- **Exercise**
Extract every line that contains the string "color".

- **Extracted material**
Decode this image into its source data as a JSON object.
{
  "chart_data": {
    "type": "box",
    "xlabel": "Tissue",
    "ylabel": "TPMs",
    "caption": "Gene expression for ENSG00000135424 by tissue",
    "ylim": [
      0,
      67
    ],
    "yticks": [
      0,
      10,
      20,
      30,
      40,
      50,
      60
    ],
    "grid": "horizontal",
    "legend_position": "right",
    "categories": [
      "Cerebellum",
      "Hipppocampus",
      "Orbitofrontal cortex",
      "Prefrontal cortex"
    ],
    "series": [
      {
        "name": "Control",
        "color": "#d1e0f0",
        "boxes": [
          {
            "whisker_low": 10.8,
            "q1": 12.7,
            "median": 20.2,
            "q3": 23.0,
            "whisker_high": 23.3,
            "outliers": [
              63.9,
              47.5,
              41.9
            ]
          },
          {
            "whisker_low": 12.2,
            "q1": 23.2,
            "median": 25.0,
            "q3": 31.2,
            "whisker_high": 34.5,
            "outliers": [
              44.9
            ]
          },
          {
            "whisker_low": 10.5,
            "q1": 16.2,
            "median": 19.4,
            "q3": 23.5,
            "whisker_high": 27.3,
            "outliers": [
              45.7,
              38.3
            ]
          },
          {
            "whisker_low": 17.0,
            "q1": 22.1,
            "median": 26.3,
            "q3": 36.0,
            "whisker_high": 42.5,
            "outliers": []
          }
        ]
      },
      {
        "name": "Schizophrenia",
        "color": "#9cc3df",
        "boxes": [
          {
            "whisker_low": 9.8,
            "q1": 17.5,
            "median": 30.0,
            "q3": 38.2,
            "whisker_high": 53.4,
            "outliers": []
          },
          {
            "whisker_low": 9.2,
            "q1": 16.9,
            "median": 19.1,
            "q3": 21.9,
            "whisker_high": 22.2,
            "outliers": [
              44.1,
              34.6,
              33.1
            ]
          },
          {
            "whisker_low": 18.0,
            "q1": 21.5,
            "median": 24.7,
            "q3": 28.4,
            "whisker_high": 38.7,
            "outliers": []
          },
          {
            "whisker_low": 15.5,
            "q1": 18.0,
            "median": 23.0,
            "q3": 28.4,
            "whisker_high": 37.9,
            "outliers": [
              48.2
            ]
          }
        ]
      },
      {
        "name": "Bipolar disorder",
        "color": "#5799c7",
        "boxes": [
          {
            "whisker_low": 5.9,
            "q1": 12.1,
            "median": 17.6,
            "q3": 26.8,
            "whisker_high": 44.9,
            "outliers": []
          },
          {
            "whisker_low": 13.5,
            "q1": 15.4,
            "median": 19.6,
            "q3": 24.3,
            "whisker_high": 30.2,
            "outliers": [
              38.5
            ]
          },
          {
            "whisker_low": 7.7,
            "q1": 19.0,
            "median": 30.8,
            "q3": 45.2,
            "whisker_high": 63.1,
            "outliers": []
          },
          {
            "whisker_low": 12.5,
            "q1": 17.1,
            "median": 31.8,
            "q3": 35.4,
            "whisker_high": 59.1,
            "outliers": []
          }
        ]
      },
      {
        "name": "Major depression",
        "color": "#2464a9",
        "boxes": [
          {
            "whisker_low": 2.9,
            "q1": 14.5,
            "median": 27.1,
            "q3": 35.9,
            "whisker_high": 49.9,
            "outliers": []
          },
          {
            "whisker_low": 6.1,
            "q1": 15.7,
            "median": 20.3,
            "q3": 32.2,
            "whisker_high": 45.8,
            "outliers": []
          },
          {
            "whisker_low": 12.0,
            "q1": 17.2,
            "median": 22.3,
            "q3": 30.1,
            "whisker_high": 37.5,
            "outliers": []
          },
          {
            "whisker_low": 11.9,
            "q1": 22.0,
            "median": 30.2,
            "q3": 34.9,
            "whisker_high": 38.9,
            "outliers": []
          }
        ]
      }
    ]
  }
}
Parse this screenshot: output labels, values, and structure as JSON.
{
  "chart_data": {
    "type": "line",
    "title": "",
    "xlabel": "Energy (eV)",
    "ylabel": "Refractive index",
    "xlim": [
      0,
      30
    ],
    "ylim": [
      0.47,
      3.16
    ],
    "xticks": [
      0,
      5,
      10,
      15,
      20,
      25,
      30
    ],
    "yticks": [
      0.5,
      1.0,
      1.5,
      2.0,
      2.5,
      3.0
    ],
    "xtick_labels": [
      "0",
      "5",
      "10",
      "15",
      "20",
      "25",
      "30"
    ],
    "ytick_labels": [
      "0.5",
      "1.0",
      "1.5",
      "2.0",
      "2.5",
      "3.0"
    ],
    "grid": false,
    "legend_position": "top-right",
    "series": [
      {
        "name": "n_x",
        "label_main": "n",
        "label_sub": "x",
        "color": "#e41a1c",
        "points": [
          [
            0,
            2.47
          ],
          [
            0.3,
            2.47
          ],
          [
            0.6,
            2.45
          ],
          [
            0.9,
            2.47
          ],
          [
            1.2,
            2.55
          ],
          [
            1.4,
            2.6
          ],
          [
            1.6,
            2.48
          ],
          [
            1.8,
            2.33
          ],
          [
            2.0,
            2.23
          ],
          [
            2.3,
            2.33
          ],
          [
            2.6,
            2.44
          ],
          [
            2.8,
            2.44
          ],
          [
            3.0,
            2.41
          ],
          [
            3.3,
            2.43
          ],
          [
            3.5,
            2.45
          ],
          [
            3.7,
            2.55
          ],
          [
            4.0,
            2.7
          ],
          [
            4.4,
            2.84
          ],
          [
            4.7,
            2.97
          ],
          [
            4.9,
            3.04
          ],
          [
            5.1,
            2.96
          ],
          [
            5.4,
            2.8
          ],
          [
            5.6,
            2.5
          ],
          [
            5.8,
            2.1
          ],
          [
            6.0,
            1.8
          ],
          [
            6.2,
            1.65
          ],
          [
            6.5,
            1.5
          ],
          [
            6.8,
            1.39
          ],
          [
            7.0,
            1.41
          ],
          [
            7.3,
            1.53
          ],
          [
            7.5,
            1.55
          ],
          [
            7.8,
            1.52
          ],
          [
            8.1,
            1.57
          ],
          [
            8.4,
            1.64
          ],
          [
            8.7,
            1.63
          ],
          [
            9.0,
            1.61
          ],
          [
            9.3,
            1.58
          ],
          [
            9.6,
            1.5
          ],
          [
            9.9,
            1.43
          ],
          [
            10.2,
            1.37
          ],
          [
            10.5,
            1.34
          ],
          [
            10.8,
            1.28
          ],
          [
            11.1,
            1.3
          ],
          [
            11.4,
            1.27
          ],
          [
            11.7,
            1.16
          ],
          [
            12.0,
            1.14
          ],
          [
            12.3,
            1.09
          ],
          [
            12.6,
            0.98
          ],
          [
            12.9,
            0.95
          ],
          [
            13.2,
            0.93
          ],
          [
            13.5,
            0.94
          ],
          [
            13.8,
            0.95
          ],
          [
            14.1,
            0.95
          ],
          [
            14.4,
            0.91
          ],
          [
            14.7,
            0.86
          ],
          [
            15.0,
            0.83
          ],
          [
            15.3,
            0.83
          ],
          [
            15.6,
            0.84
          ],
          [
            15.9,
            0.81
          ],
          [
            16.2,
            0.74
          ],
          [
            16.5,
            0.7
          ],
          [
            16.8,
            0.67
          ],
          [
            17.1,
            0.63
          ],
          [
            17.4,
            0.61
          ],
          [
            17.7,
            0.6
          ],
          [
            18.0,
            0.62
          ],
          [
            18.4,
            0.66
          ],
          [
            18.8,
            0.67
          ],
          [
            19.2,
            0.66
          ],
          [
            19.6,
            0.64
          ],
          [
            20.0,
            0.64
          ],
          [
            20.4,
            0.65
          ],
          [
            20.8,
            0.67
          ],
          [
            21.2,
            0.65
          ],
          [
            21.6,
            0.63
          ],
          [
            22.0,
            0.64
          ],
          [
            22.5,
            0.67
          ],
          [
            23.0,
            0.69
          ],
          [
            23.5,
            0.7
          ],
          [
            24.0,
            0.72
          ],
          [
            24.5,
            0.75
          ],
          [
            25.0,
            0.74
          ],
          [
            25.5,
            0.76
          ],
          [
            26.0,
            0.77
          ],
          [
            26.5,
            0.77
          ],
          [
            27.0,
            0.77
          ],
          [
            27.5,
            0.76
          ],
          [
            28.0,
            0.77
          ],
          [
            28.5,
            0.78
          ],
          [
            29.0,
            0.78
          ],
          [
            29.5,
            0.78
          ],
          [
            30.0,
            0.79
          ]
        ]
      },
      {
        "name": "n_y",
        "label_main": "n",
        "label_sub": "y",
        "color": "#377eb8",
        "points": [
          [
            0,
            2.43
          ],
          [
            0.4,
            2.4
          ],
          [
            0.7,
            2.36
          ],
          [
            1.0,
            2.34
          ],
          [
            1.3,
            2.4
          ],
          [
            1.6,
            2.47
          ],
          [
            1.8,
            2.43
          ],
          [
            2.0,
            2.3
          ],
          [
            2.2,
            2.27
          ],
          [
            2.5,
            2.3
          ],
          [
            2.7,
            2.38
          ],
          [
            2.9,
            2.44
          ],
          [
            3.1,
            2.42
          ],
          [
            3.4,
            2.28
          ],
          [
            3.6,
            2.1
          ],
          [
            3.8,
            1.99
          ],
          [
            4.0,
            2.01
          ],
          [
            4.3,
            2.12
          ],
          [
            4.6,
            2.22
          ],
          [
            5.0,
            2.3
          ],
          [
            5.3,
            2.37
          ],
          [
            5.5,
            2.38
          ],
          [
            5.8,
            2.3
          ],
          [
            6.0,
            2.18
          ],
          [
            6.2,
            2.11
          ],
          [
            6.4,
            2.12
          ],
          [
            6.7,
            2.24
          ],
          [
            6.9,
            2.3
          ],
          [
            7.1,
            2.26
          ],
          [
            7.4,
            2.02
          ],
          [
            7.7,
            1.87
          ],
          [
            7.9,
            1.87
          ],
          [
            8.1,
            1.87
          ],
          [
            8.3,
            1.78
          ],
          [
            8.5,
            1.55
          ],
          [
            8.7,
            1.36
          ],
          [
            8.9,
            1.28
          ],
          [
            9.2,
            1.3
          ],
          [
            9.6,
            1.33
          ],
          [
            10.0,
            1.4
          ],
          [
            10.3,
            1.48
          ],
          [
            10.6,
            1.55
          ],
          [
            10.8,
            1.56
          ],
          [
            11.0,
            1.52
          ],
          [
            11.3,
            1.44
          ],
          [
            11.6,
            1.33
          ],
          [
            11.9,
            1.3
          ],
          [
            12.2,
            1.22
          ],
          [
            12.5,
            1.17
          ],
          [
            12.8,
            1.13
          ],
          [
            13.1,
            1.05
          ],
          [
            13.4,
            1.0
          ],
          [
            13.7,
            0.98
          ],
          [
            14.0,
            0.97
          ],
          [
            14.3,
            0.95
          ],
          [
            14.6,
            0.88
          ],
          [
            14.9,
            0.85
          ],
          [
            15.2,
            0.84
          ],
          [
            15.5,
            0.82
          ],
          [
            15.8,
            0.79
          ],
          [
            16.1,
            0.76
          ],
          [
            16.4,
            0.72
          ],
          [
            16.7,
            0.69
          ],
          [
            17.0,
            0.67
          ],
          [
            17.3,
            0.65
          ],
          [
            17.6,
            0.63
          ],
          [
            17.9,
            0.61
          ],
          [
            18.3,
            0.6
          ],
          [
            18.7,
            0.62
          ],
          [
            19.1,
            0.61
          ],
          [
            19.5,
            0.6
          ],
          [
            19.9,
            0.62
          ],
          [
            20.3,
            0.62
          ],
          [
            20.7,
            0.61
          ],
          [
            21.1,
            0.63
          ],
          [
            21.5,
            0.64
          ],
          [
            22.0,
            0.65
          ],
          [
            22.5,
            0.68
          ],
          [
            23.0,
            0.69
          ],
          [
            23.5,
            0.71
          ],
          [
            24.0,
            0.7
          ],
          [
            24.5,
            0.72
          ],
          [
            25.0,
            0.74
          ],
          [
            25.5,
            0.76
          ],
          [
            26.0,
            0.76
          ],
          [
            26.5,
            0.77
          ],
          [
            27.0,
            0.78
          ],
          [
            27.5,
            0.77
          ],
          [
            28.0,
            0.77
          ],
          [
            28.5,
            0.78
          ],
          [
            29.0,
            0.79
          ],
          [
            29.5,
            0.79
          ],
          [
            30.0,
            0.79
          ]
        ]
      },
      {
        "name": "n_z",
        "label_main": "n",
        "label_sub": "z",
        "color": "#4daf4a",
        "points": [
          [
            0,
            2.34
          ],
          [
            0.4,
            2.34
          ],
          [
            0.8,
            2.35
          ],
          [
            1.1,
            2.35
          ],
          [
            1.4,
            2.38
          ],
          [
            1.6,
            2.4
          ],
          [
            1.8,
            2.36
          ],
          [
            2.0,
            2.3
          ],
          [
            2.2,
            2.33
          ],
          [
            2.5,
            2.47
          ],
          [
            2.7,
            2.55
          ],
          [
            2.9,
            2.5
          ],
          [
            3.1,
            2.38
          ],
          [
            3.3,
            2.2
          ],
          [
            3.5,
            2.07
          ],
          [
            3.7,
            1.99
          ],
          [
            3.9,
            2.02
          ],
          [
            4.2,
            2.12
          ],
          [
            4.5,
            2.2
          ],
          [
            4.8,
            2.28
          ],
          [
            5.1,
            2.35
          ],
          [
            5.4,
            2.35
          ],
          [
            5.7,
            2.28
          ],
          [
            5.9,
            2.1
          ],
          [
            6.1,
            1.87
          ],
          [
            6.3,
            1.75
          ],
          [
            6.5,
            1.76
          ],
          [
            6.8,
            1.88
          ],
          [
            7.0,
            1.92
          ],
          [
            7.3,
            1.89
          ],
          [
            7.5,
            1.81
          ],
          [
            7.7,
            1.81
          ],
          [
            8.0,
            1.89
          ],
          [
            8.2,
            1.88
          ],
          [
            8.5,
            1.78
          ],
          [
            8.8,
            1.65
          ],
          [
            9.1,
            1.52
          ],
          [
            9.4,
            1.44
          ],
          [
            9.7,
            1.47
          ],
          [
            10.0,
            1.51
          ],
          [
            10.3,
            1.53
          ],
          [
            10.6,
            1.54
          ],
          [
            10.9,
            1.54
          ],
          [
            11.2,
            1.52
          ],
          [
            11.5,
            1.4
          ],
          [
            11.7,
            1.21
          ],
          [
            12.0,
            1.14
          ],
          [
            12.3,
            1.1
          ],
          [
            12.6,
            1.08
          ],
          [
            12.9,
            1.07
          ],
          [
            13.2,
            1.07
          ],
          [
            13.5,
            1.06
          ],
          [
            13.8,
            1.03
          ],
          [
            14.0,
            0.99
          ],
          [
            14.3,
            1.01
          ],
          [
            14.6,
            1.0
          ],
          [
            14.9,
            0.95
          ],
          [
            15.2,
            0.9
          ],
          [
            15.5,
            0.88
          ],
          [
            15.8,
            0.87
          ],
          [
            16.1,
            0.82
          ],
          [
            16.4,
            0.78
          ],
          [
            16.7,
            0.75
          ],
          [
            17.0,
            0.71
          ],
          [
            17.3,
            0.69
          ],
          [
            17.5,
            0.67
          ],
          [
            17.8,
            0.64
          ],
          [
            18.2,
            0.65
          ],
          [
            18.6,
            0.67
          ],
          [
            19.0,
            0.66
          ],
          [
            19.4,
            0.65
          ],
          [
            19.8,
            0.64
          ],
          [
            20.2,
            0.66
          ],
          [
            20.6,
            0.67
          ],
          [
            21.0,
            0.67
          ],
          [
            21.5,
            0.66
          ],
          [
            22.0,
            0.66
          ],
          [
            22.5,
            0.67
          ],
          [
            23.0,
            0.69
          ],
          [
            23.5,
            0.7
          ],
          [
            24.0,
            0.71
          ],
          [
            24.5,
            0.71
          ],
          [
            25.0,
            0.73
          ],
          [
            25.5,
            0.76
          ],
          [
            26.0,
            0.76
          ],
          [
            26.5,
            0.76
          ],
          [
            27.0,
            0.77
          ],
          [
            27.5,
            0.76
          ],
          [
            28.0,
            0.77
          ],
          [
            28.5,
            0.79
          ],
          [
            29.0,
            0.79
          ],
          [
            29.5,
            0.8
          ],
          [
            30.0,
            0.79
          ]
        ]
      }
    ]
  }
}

- **Written answer**
        "color": "#d1e0f0",
        "color": "#9cc3df",
        "color": "#5799c7",
        "color": "#2464a9",
        "color": "#e41a1c",
        "color": "#377eb8",
        "color": "#4daf4a",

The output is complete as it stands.